[Records about charts and figures]
>>>

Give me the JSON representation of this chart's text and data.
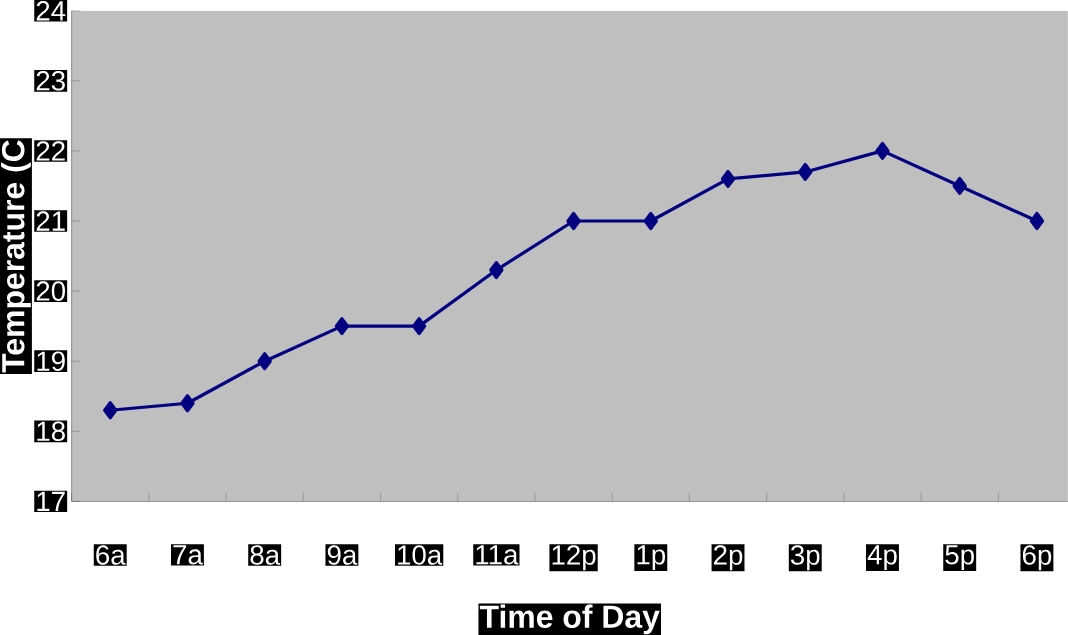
{
  "chart_data": {
    "type": "line",
    "xlabel": "Time of Day",
    "ylabel": "Temperature (C",
    "categories": [
      "6a",
      "7a",
      "8a",
      "9a",
      "10a",
      "11a",
      "12p",
      "1p",
      "2p",
      "3p",
      "4p",
      "5p",
      "6p"
    ],
    "series": [
      {
        "color": "#000080",
        "values": [
          18.3,
          18.4,
          19.0,
          19.5,
          19.5,
          20.3,
          21.0,
          21.0,
          21.6,
          21.7,
          22.0,
          21.5,
          21.0
        ]
      }
    ],
    "ylim": [
      17,
      24
    ],
    "yticks": [
      17,
      18,
      19,
      20,
      21,
      22,
      23,
      24
    ],
    "marker": "diamond",
    "line_style": "solid"
  }
}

<<<

— Your objective —
Are you able to set down all the lines above exactly, without any pictures?

— Exercise answer —
Give me the JSON representation of this chart's text and data.
{
  "chart_data": {
    "type": "line",
    "xlabel": "Time of Day",
    "ylabel": "Temperature (C",
    "categories": [
      "6a",
      "7a",
      "8a",
      "9a",
      "10a",
      "11a",
      "12p",
      "1p",
      "2p",
      "3p",
      "4p",
      "5p",
      "6p"
    ],
    "series": [
      {
        "color": "#000080",
        "values": [
          18.3,
          18.4,
          19.0,
          19.5,
          19.5,
          20.3,
          21.0,
          21.0,
          21.6,
          21.7,
          22.0,
          21.5,
          21.0
        ]
      }
    ],
    "ylim": [
      17,
      24
    ],
    "yticks": [
      17,
      18,
      19,
      20,
      21,
      22,
      23,
      24
    ],
    "marker": "diamond",
    "line_style": "solid"
  }
}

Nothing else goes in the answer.